[begin Provided passage]

Notably, education is one of the factors that determine the standard of living in the world today. Education is merely the passing of skills, knowledge, and information to student by their teachers. It affects different aspects of human life, namely political, social, and economical. Education trains people to explore their potentials to optimum level regardless of gender, race nationality, or background. Certainly, education is an important and lucrative form of human capital that helps in furthering economic escalation as well as improving general productivity of a nation. In Bangladesh education is poorly developed. Furthermore, the rate of literacy is at its minimal, with significant disparity between male and female literacy level. In the recent years the level of illiteracy has been reducing tremendously, for example in the year 1998 Bangladesh received International Literacy award from UNESCO. It is assumed that by the year 2005 Bangladesh will be illiteracy-free. In fact the girl child has overtaken the boy child in education.
In Bangladesh, the education systems comprises of four systems running independently: private schools, government schools, NGOs run schools as well as Madras’s. In all this system the government serves majority of the students. Based on 2001 Education watch statistics, access to education has been at an increase for the last twenty years. This is so because gender equity and enrollment rates have increased, decline in school dropouts, and proper management of education.
Problems facing education in Bangladesh
Education in Bangladesh has faced a lot of challenges. This barriers has rendered accessibility of education different, especially to those students who come from poor families. Facilities in schools are not to standard. Despite the fact that government schools have put more focus on improveing and installing new facilities, most of the classrooms are not safe and clean. They lack basic needs such as working toilets, textbooks, and blackboards (Chowdhury 48).
The government of Bangladesh has put more concentration on urban schools, resulting to poor educational access in the country. Furthermore, the infrustural facilities such as roads are very poor. Hence, it is difficult to facilitate education in the country site. Additionally, there are no schools in the urban periphery there are no schools (Chowdhury 54).

[end Provided passage]
[begin Available data]

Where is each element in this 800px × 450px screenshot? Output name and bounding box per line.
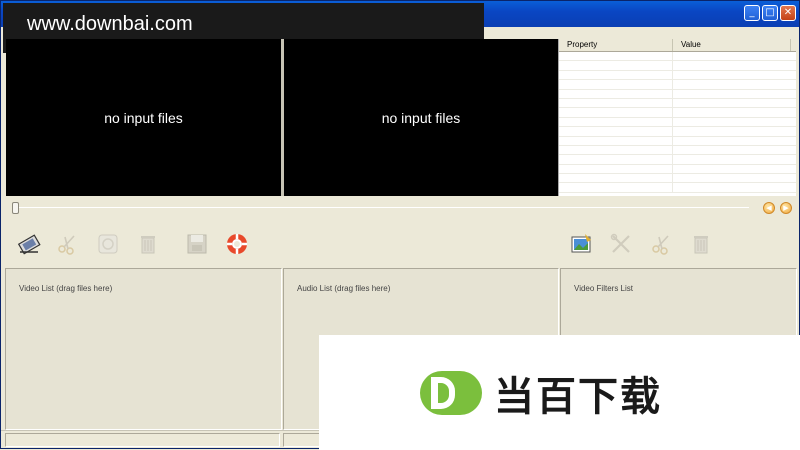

[end Available data]

*Task brief*: Can you carry the essay on education in Bangladesh forward, picking up after its final sentence?

*Reply*:
Access to education is very difficult in the rural areas. Many of the schools in the rural are far, overcrowded and above all insecure. Therefore, the parents protect their children especially girls, rather than allowing them to travel for long distance to attend schools. Lack of food also is a challenge to many students.
The quality of training in which teachers attend is very poor. Teachers don’t use what they learn from PTI (Primary teacher institute) and BRAC (Chowdhury 70). For example, we find that there are some teachers who are well conversant with teaching Quran, yet in schools they go ahead and teach sciences. There is also poor supervision and interaction between teachers and students.
Perhaps, most of the teachers use a lot of money to secure a job. But as they secure a job, the amount of salary they receive is very low. This rate of payment reduces the morale of teachers in teaching. Statistically, approximately 40,000 teachers are needed every year to replace those who die, retire, and change to other jobs. This number cannot be achieved, leading to shortage of teachers in schools.
Arguably, class sizes as well as attendance is not to proportional. Government schools rarely prioritise the ratios. In most cases, teacher to student ratios are very high as 1: 60.The capacity of the classrooms and seats do not accommodate all the students. In fact overcrowding in classrooms is among the reasons why students don’t attend school (Sharafuddin).
The government has put in place poor curriculum called Rote-learning. The materials used in schools are very irrelevant in the lives of people. The curiculum too does not give room for other extracurricular activities. Students are given a lot of homework which they cannot complete, leading to school dropout, frustrations, and failure.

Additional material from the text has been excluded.